#### Source data
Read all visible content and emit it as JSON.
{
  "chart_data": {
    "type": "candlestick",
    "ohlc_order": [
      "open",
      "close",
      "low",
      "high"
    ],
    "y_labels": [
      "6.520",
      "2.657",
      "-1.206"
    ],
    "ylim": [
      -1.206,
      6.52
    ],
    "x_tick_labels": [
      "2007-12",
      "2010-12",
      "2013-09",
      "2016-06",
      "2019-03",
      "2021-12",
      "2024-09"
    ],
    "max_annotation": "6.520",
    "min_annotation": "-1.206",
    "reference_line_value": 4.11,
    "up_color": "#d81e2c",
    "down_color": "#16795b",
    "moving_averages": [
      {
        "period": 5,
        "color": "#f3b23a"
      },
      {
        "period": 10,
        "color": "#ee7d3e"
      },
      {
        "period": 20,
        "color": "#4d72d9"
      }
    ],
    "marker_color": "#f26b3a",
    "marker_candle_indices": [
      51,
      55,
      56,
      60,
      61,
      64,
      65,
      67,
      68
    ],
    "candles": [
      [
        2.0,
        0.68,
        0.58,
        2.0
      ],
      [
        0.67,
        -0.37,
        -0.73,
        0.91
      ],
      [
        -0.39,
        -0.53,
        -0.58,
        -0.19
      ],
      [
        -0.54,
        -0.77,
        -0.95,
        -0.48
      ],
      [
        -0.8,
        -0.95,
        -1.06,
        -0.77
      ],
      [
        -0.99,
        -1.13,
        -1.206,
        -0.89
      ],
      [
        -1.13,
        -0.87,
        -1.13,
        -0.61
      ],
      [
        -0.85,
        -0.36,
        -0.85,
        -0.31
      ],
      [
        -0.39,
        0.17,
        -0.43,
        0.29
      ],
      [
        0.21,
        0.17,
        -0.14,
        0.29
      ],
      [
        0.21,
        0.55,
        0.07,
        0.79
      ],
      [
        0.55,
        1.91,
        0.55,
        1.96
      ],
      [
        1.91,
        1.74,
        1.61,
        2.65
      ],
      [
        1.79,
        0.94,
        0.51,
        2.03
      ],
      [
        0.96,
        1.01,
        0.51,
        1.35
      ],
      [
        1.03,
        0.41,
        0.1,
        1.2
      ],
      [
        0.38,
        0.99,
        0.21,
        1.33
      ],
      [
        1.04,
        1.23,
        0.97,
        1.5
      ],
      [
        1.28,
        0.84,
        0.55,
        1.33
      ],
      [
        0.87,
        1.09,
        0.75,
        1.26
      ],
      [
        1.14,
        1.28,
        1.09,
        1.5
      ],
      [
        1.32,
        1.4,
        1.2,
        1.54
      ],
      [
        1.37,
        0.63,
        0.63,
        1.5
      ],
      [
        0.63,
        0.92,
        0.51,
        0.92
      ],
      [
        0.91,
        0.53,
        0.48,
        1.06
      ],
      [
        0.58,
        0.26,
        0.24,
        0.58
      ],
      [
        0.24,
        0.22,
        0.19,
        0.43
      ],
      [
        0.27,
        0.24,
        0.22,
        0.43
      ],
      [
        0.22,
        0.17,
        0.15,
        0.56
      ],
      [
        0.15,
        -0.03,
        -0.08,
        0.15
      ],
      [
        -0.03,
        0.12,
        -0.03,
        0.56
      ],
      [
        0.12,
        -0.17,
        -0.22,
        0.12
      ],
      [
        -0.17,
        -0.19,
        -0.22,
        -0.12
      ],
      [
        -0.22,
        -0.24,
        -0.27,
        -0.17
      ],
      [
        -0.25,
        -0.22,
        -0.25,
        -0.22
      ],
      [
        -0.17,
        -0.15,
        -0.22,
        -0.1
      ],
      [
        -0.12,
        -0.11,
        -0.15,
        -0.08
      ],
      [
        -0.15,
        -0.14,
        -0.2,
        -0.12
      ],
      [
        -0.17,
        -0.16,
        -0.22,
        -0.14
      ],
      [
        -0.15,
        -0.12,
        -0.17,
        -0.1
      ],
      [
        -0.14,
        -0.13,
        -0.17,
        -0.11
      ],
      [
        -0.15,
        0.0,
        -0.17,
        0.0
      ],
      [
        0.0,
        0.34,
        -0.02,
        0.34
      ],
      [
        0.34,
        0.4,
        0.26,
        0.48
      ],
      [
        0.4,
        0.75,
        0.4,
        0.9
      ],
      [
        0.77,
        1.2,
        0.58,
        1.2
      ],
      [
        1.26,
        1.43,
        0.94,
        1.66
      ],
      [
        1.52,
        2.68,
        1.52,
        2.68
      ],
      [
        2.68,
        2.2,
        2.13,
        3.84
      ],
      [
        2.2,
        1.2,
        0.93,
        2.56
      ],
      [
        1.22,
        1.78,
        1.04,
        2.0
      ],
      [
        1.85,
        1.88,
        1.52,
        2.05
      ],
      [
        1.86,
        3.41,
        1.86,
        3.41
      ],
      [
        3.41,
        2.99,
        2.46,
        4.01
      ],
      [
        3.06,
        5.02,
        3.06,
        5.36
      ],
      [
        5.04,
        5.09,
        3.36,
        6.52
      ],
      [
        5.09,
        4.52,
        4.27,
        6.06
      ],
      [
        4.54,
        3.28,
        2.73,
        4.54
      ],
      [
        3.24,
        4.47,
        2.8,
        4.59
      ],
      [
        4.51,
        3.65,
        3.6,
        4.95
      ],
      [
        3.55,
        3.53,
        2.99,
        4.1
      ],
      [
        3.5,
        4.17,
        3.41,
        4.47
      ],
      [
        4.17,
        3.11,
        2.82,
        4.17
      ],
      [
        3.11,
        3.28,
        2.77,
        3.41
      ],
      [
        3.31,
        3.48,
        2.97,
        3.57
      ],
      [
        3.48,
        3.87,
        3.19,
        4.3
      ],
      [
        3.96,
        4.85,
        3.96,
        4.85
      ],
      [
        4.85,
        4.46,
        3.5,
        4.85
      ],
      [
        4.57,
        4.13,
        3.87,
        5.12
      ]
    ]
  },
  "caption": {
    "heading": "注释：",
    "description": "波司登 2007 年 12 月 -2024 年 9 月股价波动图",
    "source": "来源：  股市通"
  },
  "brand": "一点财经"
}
########
**Problem to work on:** From the first line to the last, retype the data exactly.

**Solution:**
Read all visible content and emit it as JSON.
{
  "chart_data": {
    "type": "candlestick",
    "ohlc_order": [
      "open",
      "close",
      "low",
      "high"
    ],
    "y_labels": [
      "6.520",
      "2.657",
      "-1.206"
    ],
    "ylim": [
      -1.206,
      6.52
    ],
    "x_tick_labels": [
      "2007-12",
      "2010-12",
      "2013-09",
      "2016-06",
      "2019-03",
      "2021-12",
      "2024-09"
    ],
    "max_annotation": "6.520",
    "min_annotation": "-1.206",
    "reference_line_value": 4.11,
    "up_color": "#d81e2c",
    "down_color": "#16795b",
    "moving_averages": [
      {
        "period": 5,
        "color": "#f3b23a"
      },
      {
        "period": 10,
        "color": "#ee7d3e"
      },
      {
        "period": 20,
        "color": "#4d72d9"
      }
    ],
    "marker_color": "#f26b3a",
    "marker_candle_indices": [
      51,
      55,
      56,
      60,
      61,
      64,
      65,
      67,
      68
    ],
    "candles": [
      [
        2.0,
        0.68,
        0.58,
        2.0
      ],
      [
        0.67,
        -0.37,
        -0.73,
        0.91
      ],
      [
        -0.39,
        -0.53,
        -0.58,
        -0.19
      ],
      [
        -0.54,
        -0.77,
        -0.95,
        -0.48
      ],
      [
        -0.8,
        -0.95,
        -1.06,
        -0.77
      ],
      [
        -0.99,
        -1.13,
        -1.206,
        -0.89
      ],
      [
        -1.13,
        -0.87,
        -1.13,
        -0.61
      ],
      [
        -0.85,
        -0.36,
        -0.85,
        -0.31
      ],
      [
        -0.39,
        0.17,
        -0.43,
        0.29
      ],
      [
        0.21,
        0.17,
        -0.14,
        0.29
      ],
      [
        0.21,
        0.55,
        0.07,
        0.79
      ],
      [
        0.55,
        1.91,
        0.55,
        1.96
      ],
      [
        1.91,
        1.74,
        1.61,
        2.65
      ],
      [
        1.79,
        0.94,
        0.51,
        2.03
      ],
      [
        0.96,
        1.01,
        0.51,
        1.35
      ],
      [
        1.03,
        0.41,
        0.1,
        1.2
      ],
      [
        0.38,
        0.99,
        0.21,
        1.33
      ],
      [
        1.04,
        1.23,
        0.97,
        1.5
      ],
      [
        1.28,
        0.84,
        0.55,
        1.33
      ],
      [
        0.87,
        1.09,
        0.75,
        1.26
      ],
      [
        1.14,
        1.28,
        1.09,
        1.5
      ],
      [
        1.32,
        1.4,
        1.2,
        1.54
      ],
      [
        1.37,
        0.63,
        0.63,
        1.5
      ],
      [
        0.63,
        0.92,
        0.51,
        0.92
      ],
      [
        0.91,
        0.53,
        0.48,
        1.06
      ],
      [
        0.58,
        0.26,
        0.24,
        0.58
      ],
      [
        0.24,
        0.22,
        0.19,
        0.43
      ],
      [
        0.27,
        0.24,
        0.22,
        0.43
      ],
      [
        0.22,
        0.17,
        0.15,
        0.56
      ],
      [
        0.15,
        -0.03,
        -0.08,
        0.15
      ],
      [
        -0.03,
        0.12,
        -0.03,
        0.56
      ],
      [
        0.12,
        -0.17,
        -0.22,
        0.12
      ],
      [
        -0.17,
        -0.19,
        -0.22,
        -0.12
      ],
      [
        -0.22,
        -0.24,
        -0.27,
        -0.17
      ],
      [
        -0.25,
        -0.22,
        -0.25,
        -0.22
      ],
      [
        -0.17,
        -0.15,
        -0.22,
        -0.1
      ],
      [
        -0.12,
        -0.11,
        -0.15,
        -0.08
      ],
      [
        -0.15,
        -0.14,
        -0.2,
        -0.12
      ],
      [
        -0.17,
        -0.16,
        -0.22,
        -0.14
      ],
      [
        -0.15,
        -0.12,
        -0.17,
        -0.1
      ],
      [
        -0.14,
        -0.13,
        -0.17,
        -0.11
      ],
      [
        -0.15,
        0.0,
        -0.17,
        0.0
      ],
      [
        0.0,
        0.34,
        -0.02,
        0.34
      ],
      [
        0.34,
        0.4,
        0.26,
        0.48
      ],
      [
        0.4,
        0.75,
        0.4,
        0.9
      ],
      [
        0.77,
        1.2,
        0.58,
        1.2
      ],
      [
        1.26,
        1.43,
        0.94,
        1.66
      ],
      [
        1.52,
        2.68,
        1.52,
        2.68
      ],
      [
        2.68,
        2.2,
        2.13,
        3.84
      ],
      [
        2.2,
        1.2,
        0.93,
        2.56
      ],
      [
        1.22,
        1.78,
        1.04,
        2.0
      ],
      [
        1.85,
        1.88,
        1.52,
        2.05
      ],
      [
        1.86,
        3.41,
        1.86,
        3.41
      ],
      [
        3.41,
        2.99,
        2.46,
        4.01
      ],
      [
        3.06,
        5.02,
        3.06,
        5.36
      ],
      [
        5.04,
        5.09,
        3.36,
        6.52
      ],
      [
        5.09,
        4.52,
        4.27,
        6.06
      ],
      [
        4.54,
        3.28,
        2.73,
        4.54
      ],
      [
        3.24,
        4.47,
        2.8,
        4.59
      ],
      [
        4.51,
        3.65,
        3.6,
        4.95
      ],
      [
        3.55,
        3.53,
        2.99,
        4.1
      ],
      [
        3.5,
        4.17,
        3.41,
        4.47
      ],
      [
        4.17,
        3.11,
        2.82,
        4.17
      ],
      [
        3.11,
        3.28,
        2.77,
        3.41
      ],
      [
        3.31,
        3.48,
        2.97,
        3.57
      ],
      [
        3.48,
        3.87,
        3.19,
        4.3
      ],
      [
        3.96,
        4.85,
        3.96,
        4.85
      ],
      [
        4.85,
        4.46,
        3.5,
        4.85
      ],
      [
        4.57,
        4.13,
        3.87,
        5.12
      ]
    ]
  },
  "caption": {
    "heading": "注释：",
    "description": "波司登 2007 年 12 月 -2024 年 9 月股价波动图",
    "source": "来源：  股市通"
  },
  "brand": "一点财经"
}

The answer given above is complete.